## WHAT IS REQUIRED
Return all entries precisely as they stand, without the images.

## INFORMATION SHOWN
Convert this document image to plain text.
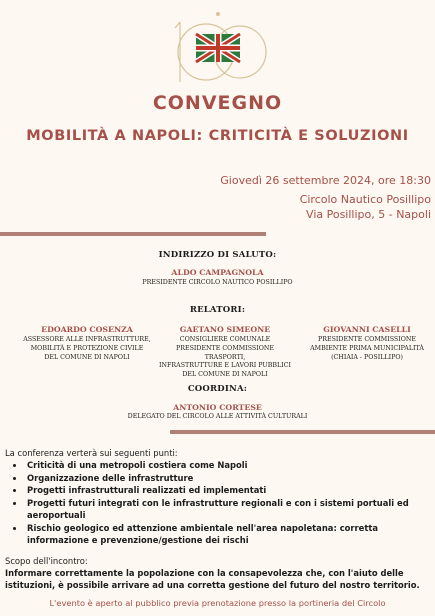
CONVEGNO
MOBILITÀ A NAPOLI: CRITICITÀ E SOLUZIONI
Giovedì 26 settembre 2024, ore 18:30
Circolo Nautico Posillipo
Via Posillipo, 5 - Napoli
INDIRIZZO DI SALUTO:
ALDO CAMPAGNOLA
PRESIDENTE CIRCOLO NAUTICO POSILLIPO
RELATORI:
EDOARDO COSENZA
ASSESSORE ALLE INFRASTRUTTURE,
MOBILITÀ E PROTEZIONE CIVILE
DEL COMUNE DI NAPOLI
GAETANO SIMEONE
CONSIGLIERE COMUNALE
PRESIDENTE COMMISSIONE TRASPORTI,
INFRASTRUTTURE E LAVORI PUBBLICI
DEL COMUNE DI NAPOLI
GIOVANNI CASELLI
PRESIDENTE COMMISSIONE
AMBIENTE PRIMA MUNICIPALITÀ
(CHIAIA - POSILLIPO)
COORDINA:
ANTONIO CORTESE
DELEGATO DEL CIRCOLO ALLE ATTIVITÀ CULTURALI

La conferenza verterà sui seguenti punti:

• Criticità di una metropoli costiera come Napoli
• Organizzazione delle infrastrutture
• Progetti infrastrutturali realizzati ed implementati
• Progetti futuri integrati con le infrastrutture regionali e con i sistemi portuali ed aeroportuali
• Rischio geologico ed attenzione ambientale nell'area napoletana: corretta informazione e prevenzione/gestione dei rischi

Scopo dell'incontro:

Informare correttamente la popolazione con la consapevolezza che, con l'aiuto delle istituzioni, è possibile arrivare ad una corretta gestione del futuro del nostro territorio.

L'evento è aperto al pubblico previa prenotazione presso la portineria del Circolo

## FINAL RESULT
Convert this document image to plain text.
CONVEGNO
MOBILITÀ A NAPOLI: CRITICITÀ E SOLUZIONI
Giovedì 26 settembre 2024, ore 18:30
Circolo Nautico Posillipo
Via Posillipo, 5 - Napoli
INDIRIZZO DI SALUTO:
ALDO CAMPAGNOLA
PRESIDENTE CIRCOLO NAUTICO POSILLIPO
RELATORI:
EDOARDO COSENZA
ASSESSORE ALLE INFRASTRUTTURE,
MOBILITÀ E PROTEZIONE CIVILE
DEL COMUNE DI NAPOLI
GAETANO SIMEONE
CONSIGLIERE COMUNALE
PRESIDENTE COMMISSIONE TRASPORTI,
INFRASTRUTTURE E LAVORI PUBBLICI
DEL COMUNE DI NAPOLI
GIOVANNI CASELLI
PRESIDENTE COMMISSIONE
AMBIENTE PRIMA MUNICIPALITÀ
(CHIAIA - POSILLIPO)
COORDINA:
ANTONIO CORTESE
DELEGATO DEL CIRCOLO ALLE ATTIVITÀ CULTURALI

La conferenza verterà sui seguenti punti:

• Criticità di una metropoli costiera come Napoli
• Organizzazione delle infrastrutture
• Progetti infrastrutturali realizzati ed implementati
• Progetti futuri integrati con le infrastrutture regionali e con i sistemi portuali ed aeroportuali
• Rischio geologico ed attenzione ambientale nell'area napoletana: corretta informazione e prevenzione/gestione dei rischi

Scopo dell'incontro:

Informare correttamente la popolazione con la consapevolezza che, con l'aiuto delle istituzioni, è possibile arrivare ad una corretta gestione del futuro del nostro territorio.

L'evento è aperto al pubblico previa prenotazione presso la portineria del Circolo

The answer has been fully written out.